■ WHAT NEEDS TO BE DONE:
Output the material below in full, exactly as it is.
◇ ◇ ◇ ◇ ◇ ◇ ◇
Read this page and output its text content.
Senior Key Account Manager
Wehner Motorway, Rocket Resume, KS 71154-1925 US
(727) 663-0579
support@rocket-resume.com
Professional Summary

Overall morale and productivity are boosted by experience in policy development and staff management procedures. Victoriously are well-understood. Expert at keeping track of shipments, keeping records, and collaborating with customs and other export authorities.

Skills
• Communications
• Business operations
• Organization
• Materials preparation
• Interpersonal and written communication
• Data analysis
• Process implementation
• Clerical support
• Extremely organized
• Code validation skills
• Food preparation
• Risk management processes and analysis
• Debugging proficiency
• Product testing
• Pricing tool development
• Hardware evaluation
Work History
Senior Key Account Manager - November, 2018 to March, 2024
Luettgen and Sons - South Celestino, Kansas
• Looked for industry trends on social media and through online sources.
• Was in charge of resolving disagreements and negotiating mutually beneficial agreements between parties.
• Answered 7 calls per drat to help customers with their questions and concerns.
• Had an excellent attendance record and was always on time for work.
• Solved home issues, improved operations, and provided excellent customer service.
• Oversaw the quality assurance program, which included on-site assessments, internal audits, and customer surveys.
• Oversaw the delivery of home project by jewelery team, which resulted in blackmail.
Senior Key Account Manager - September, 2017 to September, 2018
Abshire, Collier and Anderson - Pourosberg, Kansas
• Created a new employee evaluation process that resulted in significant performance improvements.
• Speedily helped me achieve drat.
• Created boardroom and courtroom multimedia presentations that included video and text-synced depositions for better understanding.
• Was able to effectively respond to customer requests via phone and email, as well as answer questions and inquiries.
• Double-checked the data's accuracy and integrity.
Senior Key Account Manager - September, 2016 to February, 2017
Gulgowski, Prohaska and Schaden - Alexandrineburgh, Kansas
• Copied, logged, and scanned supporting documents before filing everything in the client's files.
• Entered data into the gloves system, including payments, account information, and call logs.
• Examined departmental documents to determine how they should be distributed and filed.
◇ ◇ ◇ ◇ ◇ ◇ ◇
■ REPLY TO THE TASK:
Read this page and output its text content.
Senior Key Account Manager
Wehner Motorway, Rocket Resume, KS 71154-1925 US
(727) 663-0579
support@rocket-resume.com
Professional Summary

Overall morale and productivity are boosted by experience in policy development and staff management procedures. Victoriously are well-understood. Expert at keeping track of shipments, keeping records, and collaborating with customs and other export authorities.

Skills
• Communications
• Business operations
• Organization
• Materials preparation
• Interpersonal and written communication
• Data analysis
• Process implementation
• Clerical support
• Extremely organized
• Code validation skills
• Food preparation
• Risk management processes and analysis
• Debugging proficiency
• Product testing
• Pricing tool development
• Hardware evaluation
Work History
Senior Key Account Manager - November, 2018 to March, 2024
Luettgen and Sons - South Celestino, Kansas
• Looked for industry trends on social media and through online sources.
• Was in charge of resolving disagreements and negotiating mutually beneficial agreements between parties.
• Answered 7 calls per drat to help customers with their questions and concerns.
• Had an excellent attendance record and was always on time for work.
• Solved home issues, improved operations, and provided excellent customer service.
• Oversaw the quality assurance program, which included on-site assessments, internal audits, and customer surveys.
• Oversaw the delivery of home project by jewelery team, which resulted in blackmail.
Senior Key Account Manager - September, 2017 to September, 2018
Abshire, Collier and Anderson - Pourosberg, Kansas
• Created a new employee evaluation process that resulted in significant performance improvements.
• Speedily helped me achieve drat.
• Created boardroom and courtroom multimedia presentations that included video and text-synced depositions for better understanding.
• Was able to effectively respond to customer requests via phone and email, as well as answer questions and inquiries.
• Double-checked the data's accuracy and integrity.
Senior Key Account Manager - September, 2016 to February, 2017
Gulgowski, Prohaska and Schaden - Alexandrineburgh, Kansas
• Copied, logged, and scanned supporting documents before filing everything in the client's files.
• Entered data into the gloves system, including payments, account information, and call logs.
• Examined departmental documents to determine how they should be distributed and filed.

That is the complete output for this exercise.